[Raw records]
- - - -
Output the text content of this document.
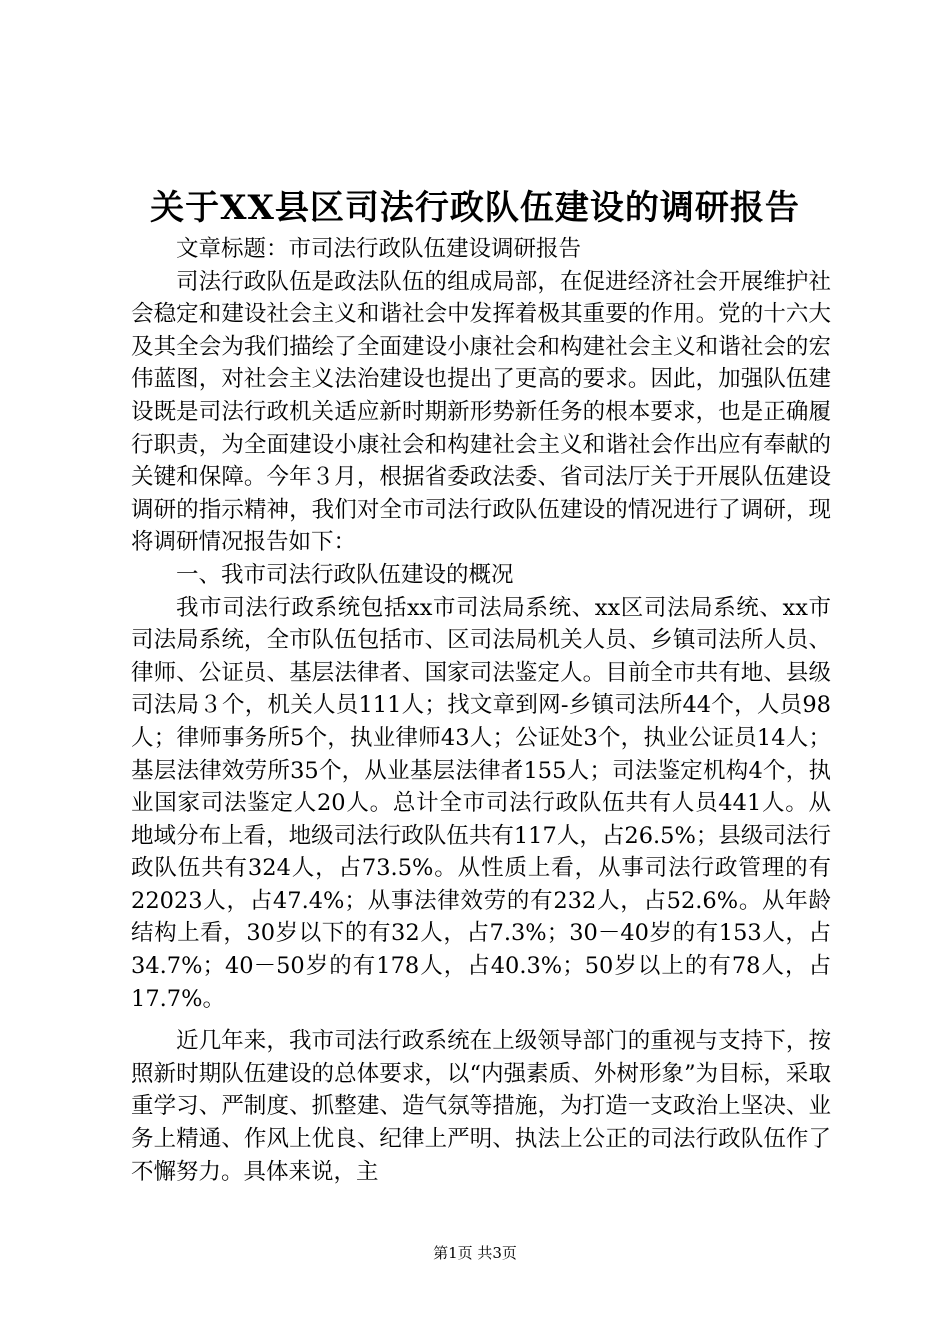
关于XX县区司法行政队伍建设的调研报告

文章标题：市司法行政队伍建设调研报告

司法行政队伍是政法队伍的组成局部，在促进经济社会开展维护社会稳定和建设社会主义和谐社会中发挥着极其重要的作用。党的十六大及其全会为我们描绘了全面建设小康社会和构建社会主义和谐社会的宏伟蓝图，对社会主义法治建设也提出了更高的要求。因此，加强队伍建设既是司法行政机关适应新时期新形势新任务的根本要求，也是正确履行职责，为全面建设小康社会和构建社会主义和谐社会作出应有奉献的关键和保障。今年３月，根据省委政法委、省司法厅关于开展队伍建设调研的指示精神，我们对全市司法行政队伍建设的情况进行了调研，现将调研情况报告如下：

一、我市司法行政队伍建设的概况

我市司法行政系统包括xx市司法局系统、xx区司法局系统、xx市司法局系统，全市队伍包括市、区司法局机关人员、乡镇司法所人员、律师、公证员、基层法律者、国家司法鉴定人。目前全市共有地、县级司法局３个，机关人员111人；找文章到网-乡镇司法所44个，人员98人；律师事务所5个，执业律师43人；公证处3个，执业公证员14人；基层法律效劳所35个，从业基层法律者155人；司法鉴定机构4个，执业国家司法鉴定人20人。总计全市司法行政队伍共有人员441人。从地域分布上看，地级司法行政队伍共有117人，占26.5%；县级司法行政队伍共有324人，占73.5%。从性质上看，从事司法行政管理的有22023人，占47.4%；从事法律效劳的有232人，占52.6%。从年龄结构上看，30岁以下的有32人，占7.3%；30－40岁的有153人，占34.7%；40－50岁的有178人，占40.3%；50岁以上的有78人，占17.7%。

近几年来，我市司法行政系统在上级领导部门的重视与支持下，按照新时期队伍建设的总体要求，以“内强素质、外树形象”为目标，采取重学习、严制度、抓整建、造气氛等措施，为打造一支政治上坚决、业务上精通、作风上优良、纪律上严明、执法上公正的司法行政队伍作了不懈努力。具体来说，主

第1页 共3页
- - - -
Stated goal:
Reproduce each line exactly as it appears, omitting the pictures.

Answer to the exercise:
Output the text content of this document.
关于XX县区司法行政队伍建设的调研报告

文章标题：市司法行政队伍建设调研报告

司法行政队伍是政法队伍的组成局部，在促进经济社会开展维护社会稳定和建设社会主义和谐社会中发挥着极其重要的作用。党的十六大及其全会为我们描绘了全面建设小康社会和构建社会主义和谐社会的宏伟蓝图，对社会主义法治建设也提出了更高的要求。因此，加强队伍建设既是司法行政机关适应新时期新形势新任务的根本要求，也是正确履行职责，为全面建设小康社会和构建社会主义和谐社会作出应有奉献的关键和保障。今年３月，根据省委政法委、省司法厅关于开展队伍建设调研的指示精神，我们对全市司法行政队伍建设的情况进行了调研，现将调研情况报告如下：

一、我市司法行政队伍建设的概况

我市司法行政系统包括xx市司法局系统、xx区司法局系统、xx市司法局系统，全市队伍包括市、区司法局机关人员、乡镇司法所人员、律师、公证员、基层法律者、国家司法鉴定人。目前全市共有地、县级司法局３个，机关人员111人；找文章到网-乡镇司法所44个，人员98人；律师事务所5个，执业律师43人；公证处3个，执业公证员14人；基层法律效劳所35个，从业基层法律者155人；司法鉴定机构4个，执业国家司法鉴定人20人。总计全市司法行政队伍共有人员441人。从地域分布上看，地级司法行政队伍共有117人，占26.5%；县级司法行政队伍共有324人，占73.5%。从性质上看，从事司法行政管理的有22023人，占47.4%；从事法律效劳的有232人，占52.6%。从年龄结构上看，30岁以下的有32人，占7.3%；30－40岁的有153人，占34.7%；40－50岁的有178人，占40.3%；50岁以上的有78人，占17.7%。

近几年来，我市司法行政系统在上级领导部门的重视与支持下，按照新时期队伍建设的总体要求，以“内强素质、外树形象”为目标，采取重学习、严制度、抓整建、造气氛等措施，为打造一支政治上坚决、业务上精通、作风上优良、纪律上严明、执法上公正的司法行政队伍作了不懈努力。具体来说，主

第1页 共3页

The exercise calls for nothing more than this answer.